_Problem description_. Check each line of the records below and collect those that include the word "Learning".

(Dataset items)
<<<<
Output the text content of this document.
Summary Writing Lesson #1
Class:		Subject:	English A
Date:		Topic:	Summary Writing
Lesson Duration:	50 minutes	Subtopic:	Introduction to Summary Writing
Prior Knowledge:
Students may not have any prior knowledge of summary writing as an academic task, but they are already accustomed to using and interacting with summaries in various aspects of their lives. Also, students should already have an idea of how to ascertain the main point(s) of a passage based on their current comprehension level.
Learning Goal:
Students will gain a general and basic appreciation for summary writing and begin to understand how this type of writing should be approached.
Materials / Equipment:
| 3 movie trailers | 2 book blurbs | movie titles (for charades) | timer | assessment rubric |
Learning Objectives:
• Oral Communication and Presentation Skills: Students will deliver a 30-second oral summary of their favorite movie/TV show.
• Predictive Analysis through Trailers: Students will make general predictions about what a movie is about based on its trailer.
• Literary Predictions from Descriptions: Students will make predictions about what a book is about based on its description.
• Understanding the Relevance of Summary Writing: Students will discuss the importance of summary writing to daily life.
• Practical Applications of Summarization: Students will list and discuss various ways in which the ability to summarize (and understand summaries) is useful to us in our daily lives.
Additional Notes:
>>>>
_Solution to this problem_.
Learning Goal:
Learning Objectives:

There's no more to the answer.